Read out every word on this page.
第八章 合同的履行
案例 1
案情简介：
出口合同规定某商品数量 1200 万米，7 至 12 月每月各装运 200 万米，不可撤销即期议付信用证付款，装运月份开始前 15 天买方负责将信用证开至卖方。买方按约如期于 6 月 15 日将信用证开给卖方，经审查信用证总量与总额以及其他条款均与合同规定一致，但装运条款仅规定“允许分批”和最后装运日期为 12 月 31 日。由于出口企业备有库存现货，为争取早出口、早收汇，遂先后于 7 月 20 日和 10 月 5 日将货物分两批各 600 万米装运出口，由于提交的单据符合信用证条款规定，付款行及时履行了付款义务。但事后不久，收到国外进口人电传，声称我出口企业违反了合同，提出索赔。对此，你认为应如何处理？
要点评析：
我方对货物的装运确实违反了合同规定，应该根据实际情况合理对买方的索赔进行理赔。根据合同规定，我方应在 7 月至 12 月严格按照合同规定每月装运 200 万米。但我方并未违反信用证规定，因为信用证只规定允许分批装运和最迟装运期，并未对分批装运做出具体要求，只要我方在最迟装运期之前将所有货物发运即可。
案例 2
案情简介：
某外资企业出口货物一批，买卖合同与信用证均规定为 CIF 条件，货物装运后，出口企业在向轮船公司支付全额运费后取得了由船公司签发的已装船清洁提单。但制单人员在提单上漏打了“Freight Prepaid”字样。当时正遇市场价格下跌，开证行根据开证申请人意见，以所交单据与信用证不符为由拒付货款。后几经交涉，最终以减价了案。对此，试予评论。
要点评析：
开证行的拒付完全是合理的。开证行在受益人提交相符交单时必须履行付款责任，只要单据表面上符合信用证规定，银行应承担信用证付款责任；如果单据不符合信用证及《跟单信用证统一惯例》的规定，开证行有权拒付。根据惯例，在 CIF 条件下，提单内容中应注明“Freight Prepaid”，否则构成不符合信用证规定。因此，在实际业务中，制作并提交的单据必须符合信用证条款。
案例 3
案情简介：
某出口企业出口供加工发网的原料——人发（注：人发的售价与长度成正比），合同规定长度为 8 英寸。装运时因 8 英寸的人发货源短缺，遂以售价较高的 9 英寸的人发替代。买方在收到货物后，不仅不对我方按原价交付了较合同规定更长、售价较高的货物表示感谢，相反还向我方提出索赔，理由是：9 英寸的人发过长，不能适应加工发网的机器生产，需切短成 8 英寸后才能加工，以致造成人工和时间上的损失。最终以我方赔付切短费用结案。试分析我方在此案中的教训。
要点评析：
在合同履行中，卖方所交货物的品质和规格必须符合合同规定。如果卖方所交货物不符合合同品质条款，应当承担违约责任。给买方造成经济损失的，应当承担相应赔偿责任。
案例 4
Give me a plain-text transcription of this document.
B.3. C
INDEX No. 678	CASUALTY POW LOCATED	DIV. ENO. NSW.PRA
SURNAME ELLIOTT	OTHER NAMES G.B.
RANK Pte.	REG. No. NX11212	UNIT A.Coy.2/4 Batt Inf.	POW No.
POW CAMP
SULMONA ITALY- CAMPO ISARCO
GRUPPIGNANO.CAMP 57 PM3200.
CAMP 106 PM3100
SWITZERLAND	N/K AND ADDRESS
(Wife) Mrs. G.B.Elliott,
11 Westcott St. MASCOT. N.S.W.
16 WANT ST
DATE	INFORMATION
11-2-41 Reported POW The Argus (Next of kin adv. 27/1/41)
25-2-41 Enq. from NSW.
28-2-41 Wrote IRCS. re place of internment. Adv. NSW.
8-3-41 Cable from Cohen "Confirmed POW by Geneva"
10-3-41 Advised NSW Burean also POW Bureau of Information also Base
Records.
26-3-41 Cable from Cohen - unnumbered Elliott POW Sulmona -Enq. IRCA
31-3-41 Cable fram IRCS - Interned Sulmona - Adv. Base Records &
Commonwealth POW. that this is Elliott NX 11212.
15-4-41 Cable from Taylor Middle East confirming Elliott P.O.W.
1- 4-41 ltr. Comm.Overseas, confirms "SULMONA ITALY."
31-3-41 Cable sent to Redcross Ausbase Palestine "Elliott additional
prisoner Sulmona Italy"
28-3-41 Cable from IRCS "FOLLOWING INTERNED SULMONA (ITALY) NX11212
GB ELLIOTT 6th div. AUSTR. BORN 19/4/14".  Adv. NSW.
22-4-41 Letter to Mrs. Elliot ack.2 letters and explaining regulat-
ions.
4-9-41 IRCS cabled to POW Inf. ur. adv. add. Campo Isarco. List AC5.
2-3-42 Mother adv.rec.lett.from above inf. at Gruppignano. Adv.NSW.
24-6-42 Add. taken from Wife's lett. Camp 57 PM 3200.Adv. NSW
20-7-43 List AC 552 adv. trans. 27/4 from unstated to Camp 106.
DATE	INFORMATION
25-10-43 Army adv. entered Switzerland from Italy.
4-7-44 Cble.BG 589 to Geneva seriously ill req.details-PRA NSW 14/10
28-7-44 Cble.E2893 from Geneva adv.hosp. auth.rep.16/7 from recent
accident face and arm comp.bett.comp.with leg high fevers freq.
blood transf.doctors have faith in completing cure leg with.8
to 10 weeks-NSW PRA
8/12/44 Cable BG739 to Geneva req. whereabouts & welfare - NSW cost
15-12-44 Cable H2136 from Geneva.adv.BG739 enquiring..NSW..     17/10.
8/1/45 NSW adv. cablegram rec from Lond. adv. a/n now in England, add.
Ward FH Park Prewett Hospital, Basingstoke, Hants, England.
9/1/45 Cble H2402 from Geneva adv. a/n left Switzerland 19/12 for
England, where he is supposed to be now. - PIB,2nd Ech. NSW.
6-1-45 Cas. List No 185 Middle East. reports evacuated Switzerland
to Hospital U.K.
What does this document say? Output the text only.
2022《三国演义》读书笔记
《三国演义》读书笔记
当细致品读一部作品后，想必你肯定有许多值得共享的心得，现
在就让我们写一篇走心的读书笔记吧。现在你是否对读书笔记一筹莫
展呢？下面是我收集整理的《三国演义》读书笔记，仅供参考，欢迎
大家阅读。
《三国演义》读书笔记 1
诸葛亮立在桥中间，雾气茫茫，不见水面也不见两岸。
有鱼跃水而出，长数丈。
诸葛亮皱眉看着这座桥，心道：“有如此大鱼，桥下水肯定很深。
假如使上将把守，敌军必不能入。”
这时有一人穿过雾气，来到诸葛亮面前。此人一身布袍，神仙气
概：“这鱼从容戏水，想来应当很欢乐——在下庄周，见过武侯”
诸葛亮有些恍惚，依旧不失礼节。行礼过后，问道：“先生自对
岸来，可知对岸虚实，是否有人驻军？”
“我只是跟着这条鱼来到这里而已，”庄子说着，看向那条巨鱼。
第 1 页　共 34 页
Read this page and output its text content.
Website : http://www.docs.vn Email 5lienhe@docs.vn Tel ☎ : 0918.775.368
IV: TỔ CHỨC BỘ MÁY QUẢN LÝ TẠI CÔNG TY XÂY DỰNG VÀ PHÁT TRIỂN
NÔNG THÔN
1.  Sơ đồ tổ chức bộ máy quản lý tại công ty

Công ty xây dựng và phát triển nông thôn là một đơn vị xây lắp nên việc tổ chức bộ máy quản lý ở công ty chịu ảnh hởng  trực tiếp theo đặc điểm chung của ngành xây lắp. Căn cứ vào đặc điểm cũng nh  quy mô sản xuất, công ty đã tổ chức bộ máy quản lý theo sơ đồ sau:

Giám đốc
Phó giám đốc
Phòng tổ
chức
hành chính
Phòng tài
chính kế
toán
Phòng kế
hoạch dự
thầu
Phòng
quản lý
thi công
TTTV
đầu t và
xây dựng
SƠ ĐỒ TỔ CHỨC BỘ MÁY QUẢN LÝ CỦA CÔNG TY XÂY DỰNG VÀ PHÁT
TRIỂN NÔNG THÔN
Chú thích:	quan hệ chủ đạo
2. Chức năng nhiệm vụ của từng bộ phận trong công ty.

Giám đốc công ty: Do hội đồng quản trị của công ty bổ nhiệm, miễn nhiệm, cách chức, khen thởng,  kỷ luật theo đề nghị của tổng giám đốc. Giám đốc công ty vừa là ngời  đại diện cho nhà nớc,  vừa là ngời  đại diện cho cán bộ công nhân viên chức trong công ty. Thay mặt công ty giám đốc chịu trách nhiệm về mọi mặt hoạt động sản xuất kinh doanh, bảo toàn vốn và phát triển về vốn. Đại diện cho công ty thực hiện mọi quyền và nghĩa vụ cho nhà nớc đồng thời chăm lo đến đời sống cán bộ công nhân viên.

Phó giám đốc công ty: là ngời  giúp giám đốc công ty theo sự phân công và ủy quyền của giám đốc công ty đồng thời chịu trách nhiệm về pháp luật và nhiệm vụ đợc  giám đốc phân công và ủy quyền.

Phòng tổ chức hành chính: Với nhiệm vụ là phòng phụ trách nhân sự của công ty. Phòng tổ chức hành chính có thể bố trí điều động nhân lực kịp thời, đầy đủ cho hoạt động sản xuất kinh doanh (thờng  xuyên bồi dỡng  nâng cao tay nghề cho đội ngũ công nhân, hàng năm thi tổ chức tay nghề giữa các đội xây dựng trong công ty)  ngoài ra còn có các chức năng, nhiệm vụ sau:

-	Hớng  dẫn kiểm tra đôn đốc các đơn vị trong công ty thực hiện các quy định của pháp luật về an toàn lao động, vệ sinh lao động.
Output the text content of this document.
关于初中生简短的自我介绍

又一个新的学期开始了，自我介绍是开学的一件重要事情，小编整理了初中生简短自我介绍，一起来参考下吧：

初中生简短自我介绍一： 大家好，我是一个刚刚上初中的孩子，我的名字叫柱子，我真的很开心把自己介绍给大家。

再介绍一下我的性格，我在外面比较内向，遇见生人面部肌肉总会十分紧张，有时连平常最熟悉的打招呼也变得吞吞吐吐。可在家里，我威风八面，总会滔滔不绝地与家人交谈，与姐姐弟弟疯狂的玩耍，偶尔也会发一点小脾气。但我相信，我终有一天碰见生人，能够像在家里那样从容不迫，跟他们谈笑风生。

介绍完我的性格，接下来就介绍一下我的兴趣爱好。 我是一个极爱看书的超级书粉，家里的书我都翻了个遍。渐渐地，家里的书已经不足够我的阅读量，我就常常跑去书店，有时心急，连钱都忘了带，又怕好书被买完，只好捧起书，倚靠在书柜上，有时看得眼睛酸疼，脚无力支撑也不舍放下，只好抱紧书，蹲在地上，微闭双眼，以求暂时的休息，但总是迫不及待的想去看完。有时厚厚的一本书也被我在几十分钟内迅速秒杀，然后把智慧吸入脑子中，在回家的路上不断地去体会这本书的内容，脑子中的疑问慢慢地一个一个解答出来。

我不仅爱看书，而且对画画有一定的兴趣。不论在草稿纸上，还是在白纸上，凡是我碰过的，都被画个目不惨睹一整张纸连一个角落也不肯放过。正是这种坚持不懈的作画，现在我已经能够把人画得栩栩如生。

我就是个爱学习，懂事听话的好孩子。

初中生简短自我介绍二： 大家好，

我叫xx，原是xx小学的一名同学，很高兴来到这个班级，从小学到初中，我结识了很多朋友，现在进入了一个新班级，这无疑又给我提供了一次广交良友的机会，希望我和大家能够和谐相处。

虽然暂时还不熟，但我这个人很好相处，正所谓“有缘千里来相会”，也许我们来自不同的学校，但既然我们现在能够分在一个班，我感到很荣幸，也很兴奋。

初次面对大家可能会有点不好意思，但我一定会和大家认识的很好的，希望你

> [WHAT IS EXPECTED] Count the lines of the material that include the word "East", then report only the total.

> [SOLUTION FOR THIS EXERCISE] 2